[What you will do]: Pick out each line containing the string "Call" and copy it.

[Data entries]:

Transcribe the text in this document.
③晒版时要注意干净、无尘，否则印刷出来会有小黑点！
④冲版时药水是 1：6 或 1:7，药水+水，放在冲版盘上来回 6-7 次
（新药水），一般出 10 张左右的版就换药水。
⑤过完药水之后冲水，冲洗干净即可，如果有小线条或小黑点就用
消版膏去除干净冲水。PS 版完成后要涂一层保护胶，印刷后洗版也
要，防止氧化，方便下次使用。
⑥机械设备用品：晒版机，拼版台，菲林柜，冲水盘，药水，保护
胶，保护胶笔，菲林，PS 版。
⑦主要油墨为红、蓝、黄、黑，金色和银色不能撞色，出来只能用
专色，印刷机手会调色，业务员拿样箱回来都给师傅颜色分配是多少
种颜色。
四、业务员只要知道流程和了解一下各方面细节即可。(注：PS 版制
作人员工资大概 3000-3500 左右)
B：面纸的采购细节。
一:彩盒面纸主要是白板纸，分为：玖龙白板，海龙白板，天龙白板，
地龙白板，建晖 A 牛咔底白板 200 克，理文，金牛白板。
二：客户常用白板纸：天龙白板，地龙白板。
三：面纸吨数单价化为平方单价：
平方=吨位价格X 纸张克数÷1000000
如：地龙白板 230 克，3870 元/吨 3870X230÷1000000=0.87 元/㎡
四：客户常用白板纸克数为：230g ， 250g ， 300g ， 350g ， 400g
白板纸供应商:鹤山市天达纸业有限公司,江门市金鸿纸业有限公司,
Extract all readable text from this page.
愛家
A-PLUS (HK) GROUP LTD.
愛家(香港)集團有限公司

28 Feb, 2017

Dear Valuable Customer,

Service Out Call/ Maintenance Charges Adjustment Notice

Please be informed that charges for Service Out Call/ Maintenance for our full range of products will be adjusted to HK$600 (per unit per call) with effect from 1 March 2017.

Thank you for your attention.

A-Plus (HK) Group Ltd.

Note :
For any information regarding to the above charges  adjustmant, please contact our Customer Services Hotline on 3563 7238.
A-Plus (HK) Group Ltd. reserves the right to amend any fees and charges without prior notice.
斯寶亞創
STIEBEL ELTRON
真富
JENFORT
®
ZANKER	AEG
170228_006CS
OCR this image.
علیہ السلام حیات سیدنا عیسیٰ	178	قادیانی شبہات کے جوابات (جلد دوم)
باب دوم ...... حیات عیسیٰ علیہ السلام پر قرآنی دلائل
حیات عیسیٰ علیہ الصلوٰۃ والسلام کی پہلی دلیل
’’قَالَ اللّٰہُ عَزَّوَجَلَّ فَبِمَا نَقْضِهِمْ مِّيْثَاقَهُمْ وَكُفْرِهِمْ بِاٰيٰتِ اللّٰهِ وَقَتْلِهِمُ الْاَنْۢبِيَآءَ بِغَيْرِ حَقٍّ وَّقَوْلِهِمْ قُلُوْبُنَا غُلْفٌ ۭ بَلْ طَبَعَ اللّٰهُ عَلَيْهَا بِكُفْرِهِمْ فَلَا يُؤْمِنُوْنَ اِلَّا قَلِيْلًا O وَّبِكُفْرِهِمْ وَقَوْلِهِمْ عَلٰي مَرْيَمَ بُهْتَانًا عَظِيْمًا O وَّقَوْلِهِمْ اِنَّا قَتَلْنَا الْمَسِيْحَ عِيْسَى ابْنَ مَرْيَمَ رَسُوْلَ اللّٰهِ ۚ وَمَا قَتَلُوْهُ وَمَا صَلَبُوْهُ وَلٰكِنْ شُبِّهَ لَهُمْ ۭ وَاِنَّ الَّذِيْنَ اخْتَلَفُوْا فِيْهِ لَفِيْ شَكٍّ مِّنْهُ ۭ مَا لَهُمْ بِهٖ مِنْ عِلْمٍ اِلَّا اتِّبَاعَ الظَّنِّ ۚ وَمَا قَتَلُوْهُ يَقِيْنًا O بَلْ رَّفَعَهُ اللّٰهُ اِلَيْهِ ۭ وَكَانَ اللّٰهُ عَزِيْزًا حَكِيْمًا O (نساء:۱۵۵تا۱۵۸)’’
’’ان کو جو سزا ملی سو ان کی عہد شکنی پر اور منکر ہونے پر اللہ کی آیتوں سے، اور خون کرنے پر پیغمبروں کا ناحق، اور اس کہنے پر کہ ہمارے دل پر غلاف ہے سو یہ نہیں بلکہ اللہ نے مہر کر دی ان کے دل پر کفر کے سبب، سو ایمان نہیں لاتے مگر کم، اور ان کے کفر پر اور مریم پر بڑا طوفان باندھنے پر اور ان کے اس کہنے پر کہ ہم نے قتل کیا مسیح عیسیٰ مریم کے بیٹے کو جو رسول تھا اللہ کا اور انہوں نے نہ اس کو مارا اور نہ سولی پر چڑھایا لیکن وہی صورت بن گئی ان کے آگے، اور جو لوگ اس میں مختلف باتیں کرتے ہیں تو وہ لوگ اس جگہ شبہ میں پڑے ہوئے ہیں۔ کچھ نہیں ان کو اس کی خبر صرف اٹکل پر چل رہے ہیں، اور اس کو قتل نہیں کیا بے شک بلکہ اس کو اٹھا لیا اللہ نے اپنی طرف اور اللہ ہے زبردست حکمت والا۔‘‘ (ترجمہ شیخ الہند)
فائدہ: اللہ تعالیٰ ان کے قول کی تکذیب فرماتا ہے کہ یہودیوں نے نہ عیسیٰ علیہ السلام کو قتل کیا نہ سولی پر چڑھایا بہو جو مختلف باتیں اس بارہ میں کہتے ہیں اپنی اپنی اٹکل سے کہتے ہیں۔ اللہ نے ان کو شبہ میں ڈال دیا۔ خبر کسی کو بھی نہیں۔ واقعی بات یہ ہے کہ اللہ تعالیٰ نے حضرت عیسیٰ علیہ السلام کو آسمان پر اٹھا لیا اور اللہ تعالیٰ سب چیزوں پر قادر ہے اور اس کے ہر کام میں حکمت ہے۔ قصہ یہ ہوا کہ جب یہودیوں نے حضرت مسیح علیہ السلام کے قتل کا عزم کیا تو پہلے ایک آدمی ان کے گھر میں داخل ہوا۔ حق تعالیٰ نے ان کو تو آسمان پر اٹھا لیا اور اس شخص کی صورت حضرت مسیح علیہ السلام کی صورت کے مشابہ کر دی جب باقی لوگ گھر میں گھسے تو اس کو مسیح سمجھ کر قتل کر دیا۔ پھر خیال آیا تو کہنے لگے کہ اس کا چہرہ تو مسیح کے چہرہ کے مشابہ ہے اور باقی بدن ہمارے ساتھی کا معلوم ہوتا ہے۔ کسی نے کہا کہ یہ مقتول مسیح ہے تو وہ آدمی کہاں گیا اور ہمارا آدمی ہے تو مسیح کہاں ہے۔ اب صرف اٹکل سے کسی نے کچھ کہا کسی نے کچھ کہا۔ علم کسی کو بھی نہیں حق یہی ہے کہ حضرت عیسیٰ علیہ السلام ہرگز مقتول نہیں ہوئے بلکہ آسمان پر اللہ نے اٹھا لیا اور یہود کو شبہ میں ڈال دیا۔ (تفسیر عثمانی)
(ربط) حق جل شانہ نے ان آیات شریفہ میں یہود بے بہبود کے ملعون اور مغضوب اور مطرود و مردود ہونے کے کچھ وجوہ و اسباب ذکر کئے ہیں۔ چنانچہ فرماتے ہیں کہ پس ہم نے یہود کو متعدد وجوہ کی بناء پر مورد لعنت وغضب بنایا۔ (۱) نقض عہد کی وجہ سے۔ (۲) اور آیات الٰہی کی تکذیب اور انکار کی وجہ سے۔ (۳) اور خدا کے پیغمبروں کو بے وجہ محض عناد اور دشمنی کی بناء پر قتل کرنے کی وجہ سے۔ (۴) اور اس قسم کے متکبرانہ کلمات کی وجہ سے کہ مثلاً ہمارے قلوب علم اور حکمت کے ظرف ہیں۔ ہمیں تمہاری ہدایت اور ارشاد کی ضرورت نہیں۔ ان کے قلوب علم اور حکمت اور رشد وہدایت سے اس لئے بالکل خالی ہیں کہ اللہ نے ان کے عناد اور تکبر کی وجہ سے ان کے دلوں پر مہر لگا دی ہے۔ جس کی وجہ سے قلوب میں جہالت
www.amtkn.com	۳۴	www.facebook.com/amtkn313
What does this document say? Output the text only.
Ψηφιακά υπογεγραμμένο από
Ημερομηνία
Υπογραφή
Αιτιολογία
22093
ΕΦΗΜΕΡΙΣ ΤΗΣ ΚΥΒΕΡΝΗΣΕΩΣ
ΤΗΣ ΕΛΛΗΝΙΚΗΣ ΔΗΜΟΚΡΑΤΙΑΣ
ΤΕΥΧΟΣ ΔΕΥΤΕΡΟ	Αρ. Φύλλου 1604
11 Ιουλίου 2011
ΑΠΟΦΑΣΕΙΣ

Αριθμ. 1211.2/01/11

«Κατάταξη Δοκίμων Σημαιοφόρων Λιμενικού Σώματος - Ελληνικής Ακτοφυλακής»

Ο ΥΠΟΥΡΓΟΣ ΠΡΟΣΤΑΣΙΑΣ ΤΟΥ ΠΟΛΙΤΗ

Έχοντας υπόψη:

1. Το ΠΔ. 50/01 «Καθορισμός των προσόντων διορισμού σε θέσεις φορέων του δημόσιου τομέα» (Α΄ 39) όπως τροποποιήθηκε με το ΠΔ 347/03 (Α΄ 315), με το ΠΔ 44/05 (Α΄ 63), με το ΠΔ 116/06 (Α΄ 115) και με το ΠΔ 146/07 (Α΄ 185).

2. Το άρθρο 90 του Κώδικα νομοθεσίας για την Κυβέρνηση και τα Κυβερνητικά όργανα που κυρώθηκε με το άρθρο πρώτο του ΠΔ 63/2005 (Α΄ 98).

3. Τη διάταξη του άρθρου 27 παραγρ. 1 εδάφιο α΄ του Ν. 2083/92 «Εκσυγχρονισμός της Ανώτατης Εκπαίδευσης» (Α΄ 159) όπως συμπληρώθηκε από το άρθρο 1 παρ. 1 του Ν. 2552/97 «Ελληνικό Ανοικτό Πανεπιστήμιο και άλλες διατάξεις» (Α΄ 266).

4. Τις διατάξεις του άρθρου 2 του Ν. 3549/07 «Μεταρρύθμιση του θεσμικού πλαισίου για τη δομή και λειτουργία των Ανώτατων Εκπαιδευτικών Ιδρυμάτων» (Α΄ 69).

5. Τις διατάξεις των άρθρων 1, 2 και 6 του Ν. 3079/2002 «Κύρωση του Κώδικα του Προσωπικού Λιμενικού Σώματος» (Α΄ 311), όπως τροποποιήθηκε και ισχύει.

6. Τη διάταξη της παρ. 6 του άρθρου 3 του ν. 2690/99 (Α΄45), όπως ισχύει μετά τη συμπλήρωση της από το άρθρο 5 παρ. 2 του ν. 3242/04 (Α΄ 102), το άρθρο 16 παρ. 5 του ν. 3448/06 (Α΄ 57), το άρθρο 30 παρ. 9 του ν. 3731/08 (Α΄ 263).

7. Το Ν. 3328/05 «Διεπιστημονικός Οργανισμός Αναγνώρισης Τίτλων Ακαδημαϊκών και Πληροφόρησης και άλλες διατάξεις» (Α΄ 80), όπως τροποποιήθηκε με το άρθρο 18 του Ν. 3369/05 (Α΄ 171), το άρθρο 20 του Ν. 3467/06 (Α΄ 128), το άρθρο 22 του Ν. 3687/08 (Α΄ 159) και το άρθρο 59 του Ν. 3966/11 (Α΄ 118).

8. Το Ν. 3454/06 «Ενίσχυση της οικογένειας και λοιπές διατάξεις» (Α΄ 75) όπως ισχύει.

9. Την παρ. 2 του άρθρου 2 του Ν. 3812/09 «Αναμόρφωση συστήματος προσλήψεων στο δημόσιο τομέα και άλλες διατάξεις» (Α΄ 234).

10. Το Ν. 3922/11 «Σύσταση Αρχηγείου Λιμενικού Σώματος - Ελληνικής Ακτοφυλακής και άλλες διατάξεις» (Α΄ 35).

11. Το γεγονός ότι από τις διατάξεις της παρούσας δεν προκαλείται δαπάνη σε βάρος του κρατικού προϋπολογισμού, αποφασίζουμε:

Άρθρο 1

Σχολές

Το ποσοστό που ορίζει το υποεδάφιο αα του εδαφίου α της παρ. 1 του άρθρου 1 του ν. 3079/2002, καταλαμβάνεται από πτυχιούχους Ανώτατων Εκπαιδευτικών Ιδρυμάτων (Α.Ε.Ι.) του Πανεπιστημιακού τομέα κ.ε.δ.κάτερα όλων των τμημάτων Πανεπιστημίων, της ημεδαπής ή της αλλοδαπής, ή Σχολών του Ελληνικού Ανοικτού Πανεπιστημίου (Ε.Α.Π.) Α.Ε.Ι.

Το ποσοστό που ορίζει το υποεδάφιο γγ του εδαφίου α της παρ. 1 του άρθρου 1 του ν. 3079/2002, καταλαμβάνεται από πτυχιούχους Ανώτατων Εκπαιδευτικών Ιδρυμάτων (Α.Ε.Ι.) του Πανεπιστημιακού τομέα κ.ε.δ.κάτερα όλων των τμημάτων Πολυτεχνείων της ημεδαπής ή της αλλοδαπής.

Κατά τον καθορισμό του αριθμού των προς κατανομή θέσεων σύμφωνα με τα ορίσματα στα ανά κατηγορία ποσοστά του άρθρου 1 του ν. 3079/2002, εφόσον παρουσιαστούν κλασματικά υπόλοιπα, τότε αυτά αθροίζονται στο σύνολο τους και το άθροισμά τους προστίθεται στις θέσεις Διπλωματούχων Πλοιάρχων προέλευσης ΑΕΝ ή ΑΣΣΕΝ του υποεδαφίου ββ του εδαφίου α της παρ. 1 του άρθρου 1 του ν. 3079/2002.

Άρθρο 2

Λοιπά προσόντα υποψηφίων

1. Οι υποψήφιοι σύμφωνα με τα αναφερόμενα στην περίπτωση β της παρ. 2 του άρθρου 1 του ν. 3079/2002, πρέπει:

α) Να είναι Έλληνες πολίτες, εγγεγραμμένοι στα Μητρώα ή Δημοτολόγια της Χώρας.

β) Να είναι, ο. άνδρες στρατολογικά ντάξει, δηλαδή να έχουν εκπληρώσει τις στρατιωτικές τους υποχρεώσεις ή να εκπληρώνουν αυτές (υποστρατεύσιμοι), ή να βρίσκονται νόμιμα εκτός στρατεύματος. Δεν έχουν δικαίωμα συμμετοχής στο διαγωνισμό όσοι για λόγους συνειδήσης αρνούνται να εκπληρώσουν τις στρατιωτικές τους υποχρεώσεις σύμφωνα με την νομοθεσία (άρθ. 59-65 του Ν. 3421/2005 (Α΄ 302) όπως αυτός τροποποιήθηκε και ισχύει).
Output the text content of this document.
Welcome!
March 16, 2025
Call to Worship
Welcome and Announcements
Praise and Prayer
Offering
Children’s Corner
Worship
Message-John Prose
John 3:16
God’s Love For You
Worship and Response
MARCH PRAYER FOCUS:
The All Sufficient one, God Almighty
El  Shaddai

[Exercise output]:
Service Out Call/ Maintenance Charges Adjustment Notice
Please be informed that charges for Service Out Call/ Maintenance for our full range of products will be adjusted to HK$600 (per unit per call) with effect from 1 March 2017.
Call to Worship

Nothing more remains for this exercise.